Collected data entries
════
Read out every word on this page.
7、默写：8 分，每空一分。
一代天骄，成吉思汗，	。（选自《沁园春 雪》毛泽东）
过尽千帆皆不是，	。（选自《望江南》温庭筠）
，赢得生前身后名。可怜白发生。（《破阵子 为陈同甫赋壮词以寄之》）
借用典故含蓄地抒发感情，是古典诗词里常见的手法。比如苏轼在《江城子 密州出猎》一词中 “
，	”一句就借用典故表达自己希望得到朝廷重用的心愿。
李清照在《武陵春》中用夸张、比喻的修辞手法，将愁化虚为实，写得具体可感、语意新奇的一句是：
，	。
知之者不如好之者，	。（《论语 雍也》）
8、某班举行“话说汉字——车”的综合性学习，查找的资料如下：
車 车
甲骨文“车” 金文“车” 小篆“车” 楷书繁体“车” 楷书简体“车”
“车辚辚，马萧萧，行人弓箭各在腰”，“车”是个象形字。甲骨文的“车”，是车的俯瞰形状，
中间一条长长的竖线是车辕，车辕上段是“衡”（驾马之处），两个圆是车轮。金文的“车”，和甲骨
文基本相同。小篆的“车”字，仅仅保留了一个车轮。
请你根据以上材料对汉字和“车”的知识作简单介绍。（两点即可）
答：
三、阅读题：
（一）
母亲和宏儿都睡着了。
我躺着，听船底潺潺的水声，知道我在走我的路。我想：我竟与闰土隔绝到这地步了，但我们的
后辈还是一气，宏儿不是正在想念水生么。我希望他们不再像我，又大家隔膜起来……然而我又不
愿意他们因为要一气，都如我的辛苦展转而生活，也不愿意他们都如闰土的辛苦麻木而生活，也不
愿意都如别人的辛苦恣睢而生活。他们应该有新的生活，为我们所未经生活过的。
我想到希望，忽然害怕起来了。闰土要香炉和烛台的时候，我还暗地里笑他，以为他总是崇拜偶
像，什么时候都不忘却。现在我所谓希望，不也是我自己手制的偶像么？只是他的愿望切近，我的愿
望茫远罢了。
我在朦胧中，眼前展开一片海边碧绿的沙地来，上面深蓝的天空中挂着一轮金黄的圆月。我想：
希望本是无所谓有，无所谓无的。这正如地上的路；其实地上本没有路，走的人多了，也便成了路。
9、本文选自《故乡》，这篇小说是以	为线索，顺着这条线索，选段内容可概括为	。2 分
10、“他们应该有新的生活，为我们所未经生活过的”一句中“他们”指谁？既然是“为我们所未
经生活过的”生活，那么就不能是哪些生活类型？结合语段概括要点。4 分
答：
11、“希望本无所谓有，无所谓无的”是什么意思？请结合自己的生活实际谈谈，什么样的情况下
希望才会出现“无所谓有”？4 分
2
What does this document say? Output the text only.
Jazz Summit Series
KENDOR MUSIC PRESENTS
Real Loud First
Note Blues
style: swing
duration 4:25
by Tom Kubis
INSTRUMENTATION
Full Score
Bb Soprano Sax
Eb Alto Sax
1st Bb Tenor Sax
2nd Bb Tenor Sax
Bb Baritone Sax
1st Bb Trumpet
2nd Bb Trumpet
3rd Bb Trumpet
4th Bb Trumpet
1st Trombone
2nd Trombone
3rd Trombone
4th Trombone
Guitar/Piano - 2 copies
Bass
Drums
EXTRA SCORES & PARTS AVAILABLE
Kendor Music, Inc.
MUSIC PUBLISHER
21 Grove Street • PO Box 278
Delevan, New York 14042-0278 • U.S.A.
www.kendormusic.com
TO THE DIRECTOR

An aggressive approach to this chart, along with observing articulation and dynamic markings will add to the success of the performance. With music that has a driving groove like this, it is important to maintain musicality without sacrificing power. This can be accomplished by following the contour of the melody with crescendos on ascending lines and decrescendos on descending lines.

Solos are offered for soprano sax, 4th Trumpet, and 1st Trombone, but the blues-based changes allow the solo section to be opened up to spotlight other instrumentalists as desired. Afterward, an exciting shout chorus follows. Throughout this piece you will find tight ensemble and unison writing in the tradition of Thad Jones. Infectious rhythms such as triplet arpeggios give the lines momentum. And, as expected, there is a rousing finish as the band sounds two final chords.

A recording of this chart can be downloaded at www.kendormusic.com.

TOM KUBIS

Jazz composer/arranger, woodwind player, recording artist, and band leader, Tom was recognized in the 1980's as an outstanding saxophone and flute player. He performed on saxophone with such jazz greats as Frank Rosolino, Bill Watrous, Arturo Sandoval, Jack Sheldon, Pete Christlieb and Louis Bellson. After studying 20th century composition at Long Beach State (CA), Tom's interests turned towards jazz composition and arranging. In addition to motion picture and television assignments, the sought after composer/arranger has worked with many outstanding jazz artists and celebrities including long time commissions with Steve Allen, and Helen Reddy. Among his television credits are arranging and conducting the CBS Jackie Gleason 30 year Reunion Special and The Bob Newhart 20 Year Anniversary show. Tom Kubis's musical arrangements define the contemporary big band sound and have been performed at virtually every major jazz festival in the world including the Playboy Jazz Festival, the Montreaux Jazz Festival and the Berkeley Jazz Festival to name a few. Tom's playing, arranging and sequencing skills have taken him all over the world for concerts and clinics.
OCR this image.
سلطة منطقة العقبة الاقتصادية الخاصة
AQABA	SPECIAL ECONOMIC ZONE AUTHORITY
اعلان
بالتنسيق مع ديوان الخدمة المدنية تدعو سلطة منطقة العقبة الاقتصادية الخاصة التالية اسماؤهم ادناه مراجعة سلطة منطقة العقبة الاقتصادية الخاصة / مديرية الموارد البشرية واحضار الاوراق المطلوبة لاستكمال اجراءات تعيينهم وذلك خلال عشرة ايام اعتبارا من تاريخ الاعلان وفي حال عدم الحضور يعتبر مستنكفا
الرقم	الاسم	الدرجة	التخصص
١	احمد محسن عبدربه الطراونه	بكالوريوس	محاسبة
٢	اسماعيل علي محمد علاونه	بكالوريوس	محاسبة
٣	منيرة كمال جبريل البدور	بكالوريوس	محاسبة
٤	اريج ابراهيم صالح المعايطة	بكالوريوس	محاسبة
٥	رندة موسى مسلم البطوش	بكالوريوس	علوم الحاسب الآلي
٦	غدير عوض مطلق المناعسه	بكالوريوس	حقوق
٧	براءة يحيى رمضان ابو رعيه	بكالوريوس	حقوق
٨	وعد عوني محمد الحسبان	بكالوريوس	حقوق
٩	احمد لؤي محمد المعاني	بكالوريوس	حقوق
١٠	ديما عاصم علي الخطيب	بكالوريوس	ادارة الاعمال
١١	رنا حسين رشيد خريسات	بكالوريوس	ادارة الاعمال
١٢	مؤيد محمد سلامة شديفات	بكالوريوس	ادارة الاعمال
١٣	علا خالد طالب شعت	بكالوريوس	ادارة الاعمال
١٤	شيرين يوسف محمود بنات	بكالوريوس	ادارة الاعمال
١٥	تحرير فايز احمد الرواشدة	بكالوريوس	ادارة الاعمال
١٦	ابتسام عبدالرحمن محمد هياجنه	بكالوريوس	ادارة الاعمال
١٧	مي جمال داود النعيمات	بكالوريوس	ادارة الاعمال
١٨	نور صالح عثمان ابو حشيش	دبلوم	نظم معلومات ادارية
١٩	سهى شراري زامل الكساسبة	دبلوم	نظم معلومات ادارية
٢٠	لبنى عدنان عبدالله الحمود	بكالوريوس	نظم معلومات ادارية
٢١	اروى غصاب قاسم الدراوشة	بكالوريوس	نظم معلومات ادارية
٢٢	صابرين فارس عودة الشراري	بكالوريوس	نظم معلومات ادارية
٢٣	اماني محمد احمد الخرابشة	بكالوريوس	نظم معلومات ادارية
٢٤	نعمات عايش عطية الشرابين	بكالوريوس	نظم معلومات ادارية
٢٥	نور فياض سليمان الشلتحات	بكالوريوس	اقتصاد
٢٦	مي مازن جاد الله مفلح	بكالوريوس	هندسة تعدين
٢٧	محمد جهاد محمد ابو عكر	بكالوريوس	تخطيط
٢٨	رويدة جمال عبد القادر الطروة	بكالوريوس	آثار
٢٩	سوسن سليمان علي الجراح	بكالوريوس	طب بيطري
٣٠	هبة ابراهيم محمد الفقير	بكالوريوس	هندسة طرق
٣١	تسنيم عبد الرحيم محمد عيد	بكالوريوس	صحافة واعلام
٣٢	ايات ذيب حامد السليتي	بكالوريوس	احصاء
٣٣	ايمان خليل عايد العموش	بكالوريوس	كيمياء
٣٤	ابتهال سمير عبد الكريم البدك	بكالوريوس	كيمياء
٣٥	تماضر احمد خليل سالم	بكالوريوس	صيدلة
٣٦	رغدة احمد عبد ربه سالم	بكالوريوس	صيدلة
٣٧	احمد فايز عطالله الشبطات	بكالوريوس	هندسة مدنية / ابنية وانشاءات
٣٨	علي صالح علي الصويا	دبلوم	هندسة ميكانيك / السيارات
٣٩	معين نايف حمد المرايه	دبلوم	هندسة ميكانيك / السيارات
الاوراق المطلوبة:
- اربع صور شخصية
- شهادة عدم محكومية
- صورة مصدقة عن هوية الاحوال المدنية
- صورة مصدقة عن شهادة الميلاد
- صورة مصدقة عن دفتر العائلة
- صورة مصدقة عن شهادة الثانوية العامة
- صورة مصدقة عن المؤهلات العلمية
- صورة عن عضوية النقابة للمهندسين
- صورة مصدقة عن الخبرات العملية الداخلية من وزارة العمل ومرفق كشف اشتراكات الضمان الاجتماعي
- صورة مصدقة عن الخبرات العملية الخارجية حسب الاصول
════
▶ GIVEN REQUEST:
Pick out each line in the material containing "will".

▶ COMPLETE ANSWER:
An aggressive approach to this chart, along with observing articulation and dynamic markings will add to the success of the performance. With music that has a driving groove like this, it is important to maintain musicality without sacrificing power. This can be accomplished by following the contour of the melody with crescendos on ascending lines and decrescendos on descending lines.
Solos are offered for soprano sax, 4th Trumpet, and 1st Trombone, but the blues-based changes allow the solo section to be opened up to spotlight other instrumentalists as desired. Afterward, an exciting shout chorus follows. Throughout this piece you will find tight ensemble and unison writing in the tradition of Thad Jones. Infectious rhythms such as triplet arpeggios give the lines momentum. And, as expected, there is a rousing finish as the band sounds two final chords.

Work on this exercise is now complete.